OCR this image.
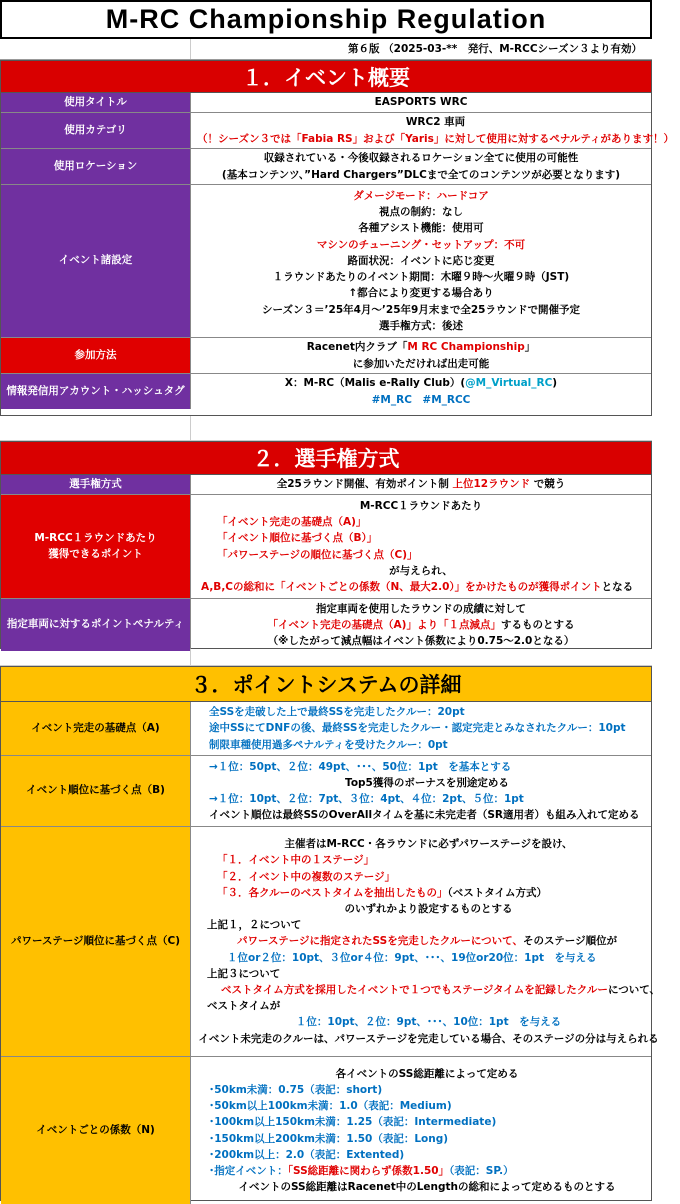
M-RC Championship Regulation
第６版 （2025-03-**　発行、M-RCCシーズン３より有効）
１．イベント概要
使用タイトル	EASPORTS WRC
使用カテゴリ
WRC2 車両
（！シーズン３では「Fabia RS」および「Yaris」に対して使用に対するペナルティがあります！）
使用ロケーション
収録されている・今後収録されるロケーション全てに使用の可能性
(基本コンテンツ、”Hard Chargers”DLCまで全てのコンテンツが必要となります)
イベント諸設定
ダメージモード：ハードコア
視点の制約：なし
各種アシスト機能：使用可
マシンのチューニング・セットアップ：不可
路面状況：イベントに応じ変更
１ラウンドあたりのイベント期間：木曜９時～火曜９時（JST)
↑都合により変更する場合あり
シーズン３＝’25年4月～’25年9月末まで全25ラウンドで開催予定
選手権方式：後述
参加方法
Racenet内クラブ「M RC Championship」
に参加いただければ出走可能
情報発信用アカウント・ハッシュタグ
X：M-RC（Malis e-Rally Club）(@M_Virtual_RC)
#M_RC　#M_RCC
２．選手権方式
選手権方式	全25ラウンド開催、有効ポイント制 上位12ラウンド で競う
M-RCC１ラウンドあたり
獲得できるポイント
M-RCC１ラウンドあたり
「イベント完走の基礎点（A)」
「イベント順位に基づく点（B）」
「パワーステージの順位に基づく点（C)」
が与えられ、
A,B,Cの総和に「イベントごとの係数（N、最大2.0）」をかけたものが獲得ポイントとなる
指定車両に対するポイントペナルティ
指定車両を使用したラウンドの成績に対して
「イベント完走の基礎点（A)」より「１点減点」するものとする
（※したがって減点幅はイベント係数により0.75～2.0となる）
３．ポイントシステムの詳細
イベント完走の基礎点（A)
全SSを走破した上で最終SSを完走したクルー：20pt
途中SSにてDNFの後、最終SSを完走したクルー・認定完走とみなされたクルー：10pt
制限車種使用過多ペナルティを受けたクルー：0pt
イベント順位に基づく点（B)
→１位：50pt、２位：49pt、･･･、50位：1pt　を基本とする
Top5獲得のボーナスを別途定める
→１位：10pt、２位：7pt、３位：4pt、４位：2pt、５位：1pt
イベント順位は最終SSのOverAllタイムを基に未完走者（SR適用者）も組み入れて定める
パワーステージ順位に基づく点（C)
主催者はM-RCC・各ラウンドに必ずパワーステージを設け、
「１．イベント中の１ステージ」
「２．イベント中の複数のステージ」
「３．各クルーのベストタイムを抽出したもの」（ベストタイム方式）
のいずれかより設定するものとする
上記１，２について
パワーステージに指定されたSSを完走したクルーについて、そのステージ順位が
１位or２位：10pt、３位or４位：9pt、･･･、19位or20位：1pt　を与える
上記３について
ベストタイム方式を採用したイベントで１つでもステージタイムを記録したクルーについて、
ベストタイムが
１位：10pt、２位：9pt、･･･、10位：1pt　を与える
イベント未完走のクルーは、パワーステージを完走している場合、そのステージの分は与えられる
イベントごとの係数（N)
各イベントのSS総距離によって定める
･50km未満：0.75（表記：short)
･50km以上100km未満：1.0（表記：Medium)
･100km以上150km未満：1.25（表記：Intermediate)
･150km以上200km未満：1.50（表記：Long)
･200km以上：2.0（表記：Extented)
･指定イベント：「SS総距離に関わらず係数1.50」（表記：SP.）
イベントのSS総距離はRacenet中のLengthの総和によって定めるものとする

◆ Given exercise ◆
Take the records above and transcribe them exactly, dropping every picture.

◆ Solution for this exercise ◆
OCR this image.
M-RC Championship Regulation
第６版 （2025-03-**　発行、M-RCCシーズン３より有効）
１．イベント概要
使用タイトル	EASPORTS WRC
使用カテゴリ
WRC2 車両
（！シーズン３では「Fabia RS」および「Yaris」に対して使用に対するペナルティがあります！）
使用ロケーション
収録されている・今後収録されるロケーション全てに使用の可能性
(基本コンテンツ、”Hard Chargers”DLCまで全てのコンテンツが必要となります)
イベント諸設定
ダメージモード：ハードコア
視点の制約：なし
各種アシスト機能：使用可
マシンのチューニング・セットアップ：不可
路面状況：イベントに応じ変更
１ラウンドあたりのイベント期間：木曜９時～火曜９時（JST)
↑都合により変更する場合あり
シーズン３＝’25年4月～’25年9月末まで全25ラウンドで開催予定
選手権方式：後述
参加方法
Racenet内クラブ「M RC Championship」
に参加いただければ出走可能
情報発信用アカウント・ハッシュタグ
X：M-RC（Malis e-Rally Club）(@M_Virtual_RC)
#M_RC　#M_RCC
２．選手権方式
選手権方式	全25ラウンド開催、有効ポイント制 上位12ラウンド で競う
M-RCC１ラウンドあたり
獲得できるポイント
M-RCC１ラウンドあたり
「イベント完走の基礎点（A)」
「イベント順位に基づく点（B）」
「パワーステージの順位に基づく点（C)」
が与えられ、
A,B,Cの総和に「イベントごとの係数（N、最大2.0）」をかけたものが獲得ポイントとなる
指定車両に対するポイントペナルティ
指定車両を使用したラウンドの成績に対して
「イベント完走の基礎点（A)」より「１点減点」するものとする
（※したがって減点幅はイベント係数により0.75～2.0となる）
３．ポイントシステムの詳細
イベント完走の基礎点（A)
全SSを走破した上で最終SSを完走したクルー：20pt
途中SSにてDNFの後、最終SSを完走したクルー・認定完走とみなされたクルー：10pt
制限車種使用過多ペナルティを受けたクルー：0pt
イベント順位に基づく点（B)
→１位：50pt、２位：49pt、･･･、50位：1pt　を基本とする
Top5獲得のボーナスを別途定める
→１位：10pt、２位：7pt、３位：4pt、４位：2pt、５位：1pt
イベント順位は最終SSのOverAllタイムを基に未完走者（SR適用者）も組み入れて定める
パワーステージ順位に基づく点（C)
主催者はM-RCC・各ラウンドに必ずパワーステージを設け、
「１．イベント中の１ステージ」
「２．イベント中の複数のステージ」
「３．各クルーのベストタイムを抽出したもの」（ベストタイム方式）
のいずれかより設定するものとする
上記１，２について
パワーステージに指定されたSSを完走したクルーについて、そのステージ順位が
１位or２位：10pt、３位or４位：9pt、･･･、19位or20位：1pt　を与える
上記３について
ベストタイム方式を採用したイベントで１つでもステージタイムを記録したクルーについて、
ベストタイムが
１位：10pt、２位：9pt、･･･、10位：1pt　を与える
イベント未完走のクルーは、パワーステージを完走している場合、そのステージの分は与えられる
イベントごとの係数（N)
各イベントのSS総距離によって定める
･50km未満：0.75（表記：short)
･50km以上100km未満：1.0（表記：Medium)
･100km以上150km未満：1.25（表記：Intermediate)
･150km以上200km未満：1.50（表記：Long)
･200km以上：2.0（表記：Extented)
･指定イベント：「SS総距離に関わらず係数1.50」（表記：SP.）
イベントのSS総距離はRacenet中のLengthの総和によって定めるものとする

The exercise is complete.